--- Given problem ---
Isolate every line in the records below with "text" in it.

------ Dataset ------

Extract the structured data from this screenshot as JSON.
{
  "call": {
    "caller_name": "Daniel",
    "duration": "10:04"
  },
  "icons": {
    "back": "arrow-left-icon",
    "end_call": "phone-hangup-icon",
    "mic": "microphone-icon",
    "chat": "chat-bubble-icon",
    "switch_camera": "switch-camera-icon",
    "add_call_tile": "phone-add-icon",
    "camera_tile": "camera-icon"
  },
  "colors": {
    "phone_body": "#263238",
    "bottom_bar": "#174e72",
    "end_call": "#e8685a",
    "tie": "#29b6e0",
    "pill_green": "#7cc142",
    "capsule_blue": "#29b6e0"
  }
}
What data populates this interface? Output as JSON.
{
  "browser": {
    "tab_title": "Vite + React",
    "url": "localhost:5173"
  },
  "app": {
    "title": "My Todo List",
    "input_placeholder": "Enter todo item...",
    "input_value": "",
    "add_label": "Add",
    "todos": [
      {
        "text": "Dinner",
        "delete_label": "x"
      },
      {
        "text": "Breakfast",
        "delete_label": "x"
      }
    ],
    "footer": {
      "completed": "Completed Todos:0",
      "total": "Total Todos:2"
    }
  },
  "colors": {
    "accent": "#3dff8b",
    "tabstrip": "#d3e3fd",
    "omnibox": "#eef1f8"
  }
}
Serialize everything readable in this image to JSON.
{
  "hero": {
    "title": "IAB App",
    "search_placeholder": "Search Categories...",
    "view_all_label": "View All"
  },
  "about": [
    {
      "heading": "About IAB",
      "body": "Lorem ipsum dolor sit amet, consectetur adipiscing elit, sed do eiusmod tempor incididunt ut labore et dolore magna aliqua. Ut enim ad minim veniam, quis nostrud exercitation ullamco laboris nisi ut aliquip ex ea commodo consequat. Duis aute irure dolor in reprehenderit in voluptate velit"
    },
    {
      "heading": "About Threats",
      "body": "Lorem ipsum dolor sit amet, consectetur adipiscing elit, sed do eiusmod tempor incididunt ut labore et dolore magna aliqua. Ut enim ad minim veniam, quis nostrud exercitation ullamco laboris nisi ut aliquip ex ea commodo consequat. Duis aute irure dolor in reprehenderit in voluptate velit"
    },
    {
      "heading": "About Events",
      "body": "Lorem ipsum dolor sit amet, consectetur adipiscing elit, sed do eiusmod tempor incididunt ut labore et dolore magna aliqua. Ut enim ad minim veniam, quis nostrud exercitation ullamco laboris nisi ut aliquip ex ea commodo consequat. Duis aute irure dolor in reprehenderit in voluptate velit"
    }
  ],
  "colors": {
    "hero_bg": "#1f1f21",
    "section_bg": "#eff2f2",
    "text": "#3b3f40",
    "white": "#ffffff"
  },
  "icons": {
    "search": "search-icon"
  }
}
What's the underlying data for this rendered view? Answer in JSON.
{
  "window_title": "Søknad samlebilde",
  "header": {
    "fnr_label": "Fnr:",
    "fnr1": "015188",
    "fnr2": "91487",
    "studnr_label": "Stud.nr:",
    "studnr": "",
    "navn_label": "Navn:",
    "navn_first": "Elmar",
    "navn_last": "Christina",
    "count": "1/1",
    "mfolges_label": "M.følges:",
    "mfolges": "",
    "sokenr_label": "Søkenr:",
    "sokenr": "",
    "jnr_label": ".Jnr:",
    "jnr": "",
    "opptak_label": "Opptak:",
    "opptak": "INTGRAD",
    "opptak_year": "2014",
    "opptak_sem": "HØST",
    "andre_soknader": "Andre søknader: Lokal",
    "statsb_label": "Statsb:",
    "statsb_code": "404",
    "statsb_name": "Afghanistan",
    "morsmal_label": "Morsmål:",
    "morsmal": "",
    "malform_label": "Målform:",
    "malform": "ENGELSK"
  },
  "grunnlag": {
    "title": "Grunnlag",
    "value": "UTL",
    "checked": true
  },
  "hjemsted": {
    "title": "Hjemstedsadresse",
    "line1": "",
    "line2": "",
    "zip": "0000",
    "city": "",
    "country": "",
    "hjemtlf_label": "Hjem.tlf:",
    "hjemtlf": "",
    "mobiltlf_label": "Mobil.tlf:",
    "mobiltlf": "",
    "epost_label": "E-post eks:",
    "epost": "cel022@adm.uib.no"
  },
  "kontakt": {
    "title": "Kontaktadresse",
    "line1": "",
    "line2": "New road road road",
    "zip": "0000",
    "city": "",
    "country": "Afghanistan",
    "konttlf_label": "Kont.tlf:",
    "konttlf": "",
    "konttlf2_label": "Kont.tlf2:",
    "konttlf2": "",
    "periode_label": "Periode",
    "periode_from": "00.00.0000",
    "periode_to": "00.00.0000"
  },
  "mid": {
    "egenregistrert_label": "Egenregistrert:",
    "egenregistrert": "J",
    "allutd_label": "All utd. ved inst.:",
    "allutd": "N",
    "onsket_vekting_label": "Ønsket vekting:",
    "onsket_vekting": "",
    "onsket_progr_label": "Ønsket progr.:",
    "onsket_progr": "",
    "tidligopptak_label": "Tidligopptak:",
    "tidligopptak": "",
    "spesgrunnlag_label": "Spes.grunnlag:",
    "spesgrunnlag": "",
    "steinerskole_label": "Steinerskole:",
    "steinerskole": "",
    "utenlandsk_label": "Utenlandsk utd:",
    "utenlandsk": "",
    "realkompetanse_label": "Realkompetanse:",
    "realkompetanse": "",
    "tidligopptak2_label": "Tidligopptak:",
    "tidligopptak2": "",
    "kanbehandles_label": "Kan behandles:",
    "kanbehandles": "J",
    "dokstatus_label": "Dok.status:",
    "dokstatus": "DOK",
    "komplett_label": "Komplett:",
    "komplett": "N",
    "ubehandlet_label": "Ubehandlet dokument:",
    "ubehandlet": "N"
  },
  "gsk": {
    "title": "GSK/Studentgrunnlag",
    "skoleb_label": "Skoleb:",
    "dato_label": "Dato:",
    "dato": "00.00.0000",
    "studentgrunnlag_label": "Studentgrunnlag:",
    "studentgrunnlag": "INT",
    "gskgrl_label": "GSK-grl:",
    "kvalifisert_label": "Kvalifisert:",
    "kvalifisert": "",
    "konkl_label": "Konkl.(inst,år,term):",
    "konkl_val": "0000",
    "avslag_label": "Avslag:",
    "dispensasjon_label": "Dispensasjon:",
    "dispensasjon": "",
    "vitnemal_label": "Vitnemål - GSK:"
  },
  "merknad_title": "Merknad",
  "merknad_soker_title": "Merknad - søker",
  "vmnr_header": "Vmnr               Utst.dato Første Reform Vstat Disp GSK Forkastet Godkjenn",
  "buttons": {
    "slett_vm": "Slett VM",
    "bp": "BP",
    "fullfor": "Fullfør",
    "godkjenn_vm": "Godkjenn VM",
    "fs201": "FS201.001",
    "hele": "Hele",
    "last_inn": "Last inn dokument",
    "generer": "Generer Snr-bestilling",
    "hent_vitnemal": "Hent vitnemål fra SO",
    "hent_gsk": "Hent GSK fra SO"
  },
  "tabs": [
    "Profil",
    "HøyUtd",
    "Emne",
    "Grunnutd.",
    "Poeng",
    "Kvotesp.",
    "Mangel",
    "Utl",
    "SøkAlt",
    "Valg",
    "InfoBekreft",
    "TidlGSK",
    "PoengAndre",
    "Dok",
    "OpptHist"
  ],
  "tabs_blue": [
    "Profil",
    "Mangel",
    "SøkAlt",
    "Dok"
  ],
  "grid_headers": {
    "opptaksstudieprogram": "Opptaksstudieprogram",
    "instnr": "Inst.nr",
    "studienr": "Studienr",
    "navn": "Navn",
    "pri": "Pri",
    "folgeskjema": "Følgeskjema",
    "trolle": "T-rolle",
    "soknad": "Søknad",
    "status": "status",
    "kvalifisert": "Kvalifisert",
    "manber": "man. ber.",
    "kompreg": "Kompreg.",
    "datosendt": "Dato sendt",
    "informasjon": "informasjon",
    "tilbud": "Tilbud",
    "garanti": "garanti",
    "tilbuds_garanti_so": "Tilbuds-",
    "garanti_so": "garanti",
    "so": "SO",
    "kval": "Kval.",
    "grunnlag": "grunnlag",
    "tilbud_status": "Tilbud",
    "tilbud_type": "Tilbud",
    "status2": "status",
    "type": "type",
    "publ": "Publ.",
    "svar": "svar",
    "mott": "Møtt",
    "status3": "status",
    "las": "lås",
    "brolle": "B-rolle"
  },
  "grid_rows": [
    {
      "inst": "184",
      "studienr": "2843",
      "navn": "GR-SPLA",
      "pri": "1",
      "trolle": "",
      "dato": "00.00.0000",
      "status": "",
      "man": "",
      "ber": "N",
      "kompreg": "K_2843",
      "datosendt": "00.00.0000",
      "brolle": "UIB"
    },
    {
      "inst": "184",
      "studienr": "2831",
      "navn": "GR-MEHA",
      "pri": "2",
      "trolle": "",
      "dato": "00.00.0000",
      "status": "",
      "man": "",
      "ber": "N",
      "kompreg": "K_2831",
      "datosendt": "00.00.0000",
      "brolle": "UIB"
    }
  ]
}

------

--- Solved problem ---
        "text": "Dinner",
        "text": "Breakfast",
    "text": "#3b3f40",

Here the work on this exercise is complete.